■ EXERCISE 1 ■
Answer each question from the post on the Charleston church shooting, one answer per line with the matching letter.
(a) On what date were the striking miners at the Lattimer mine attacked, and by whom?
(b) How many parishioners did Roof kill?
(c) What does the writer say the extremist online communities Roof belonged to represent?
■ EXERCISE 2 ■
Carry on the post on the Charleston church shooting from its final sentence.

■ SELECTED EXCERPT ■
━━━━━━━━━━━━━━━━━━━━━━━━━━━━━━
[On September 10th,
1897, striking coal miners at the Lattimer mine near Hazleton, PA, were attacked
by a sheriff’s posse, killing at least 19 and wounding many more. So this
week I’ve AmericanStudied historical massacres, leading up to this special
weekend post on contemporary hate crimes.]
On the
contemporary crime that most echoes historical massacres, and its connection to
an even more troubling broader trend.
If I had to
identify one 21st century act of violence that most clearly extends
the legacy of the kinds of massacres about which I’ve written this week, it
would be Dylann
Roof’s June 17th, 2015 killing of nine African American
parishioners (including Senior
Pastor Clementa Pinckney) and wounding of another at Charleston (SC)’s
historic Emanuel African Methodist
Episocal Church. Roof overtly targeted members of a particular racial and
ethnic culture, and for just as overt
white supremacist reasons (he said
to the victims “I have to do this because you are raping our women and
taking over the world” before opening fire), and did so at a site of crucial cultural
and historical significance for that community. While he was a single
shooter, compared to a rampaging mob or a military force or the other
large-scale perpetrators of the week’s historic massacres, Roof was part
of extremist online communities that to my mind represent 21st
century equivalents of those historic mobs, and in his ugly
manifesto entirely defined his violent actions and their purposes as part
of those broader, communal efforts. So for all those and other reasons I would
call Roof’s shooting a 21st century massacre (not just a mass
shooting, which of course it certainly was but tragically only one of so many
in recent years), and as a result an extension of these dark and horrific
historical legacies into our own moment.
━━━━━━━━━━━━━━━━━━━━━━━━━━━━━━
■ DATASET SECTION ■
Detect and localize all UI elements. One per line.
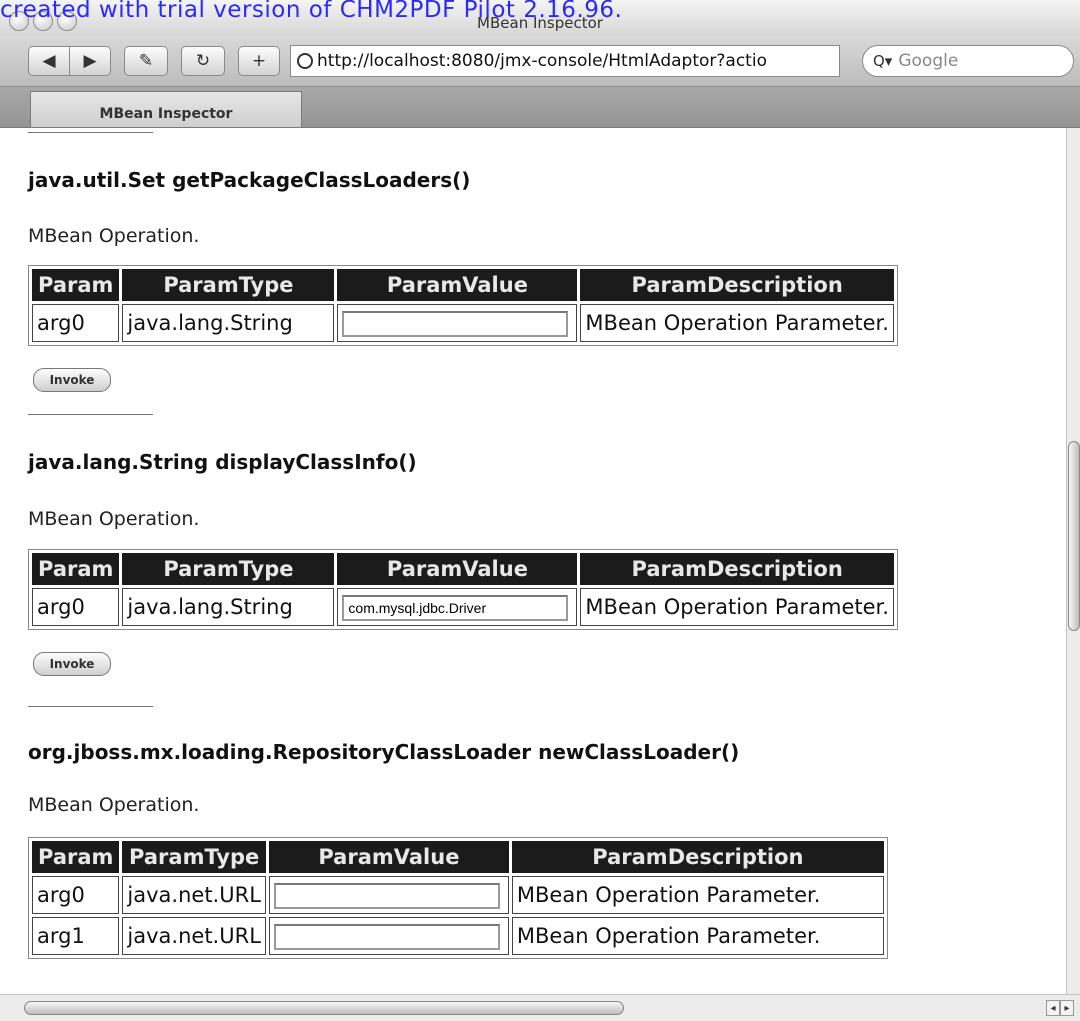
━━━━━━━━━━━━━━━━━━━━━━━━━━━━━━
■ WRITTEN ANSWER 1 ■
(a) September 10th, 1897, by a sheriff's posse.
(b) Nine African American parishioners.
(c) 21st century equivalents of the historic mobs.

■ WRITTEN ANSWER 2 ■
At the same
time, Roof’s shooting could just as easily and with just as much accuracy be
described as an early example of one of the last few years’ most horrific
trends: white supremacist hate crimes against Americans of color. Of course
such racial/ethnic hate crimes have never been absent from American history and
culture, and African Americans in particular have been subject to them in
increasing numbers for many years now (even if we leave police shootings aside,
killings such as George
Zimmerman’s February 2012 shooting of Trayvon Martin or Michael
David Dunn’s November 2012 shooting of Jordan Davis embody such 21st
century anti-African American hate crimes). But even those anti-African
American hate crimes have become more blatantly white supremacist in the last
couple years (I write this not long after the horrific
stabbing murder of teenager Nia Wilson in Oakland by a racist killer), and
have been paralleled by other racist hate crimes committed against members of
so many different American cultures (Sikh
Americans, Indian
Americans, Muslim
Americans, Mexican
and other Latinx Americans, and many
many more). Indeed, I’m not sure any single awful trend has been more
consistent in the age of Trump than these hate crimes against Americans of
color—perhaps ridiculous Trump Tweets, but those have overtly been linked
to said crimes so I’ll go ahead and lump them in as part of the same trend.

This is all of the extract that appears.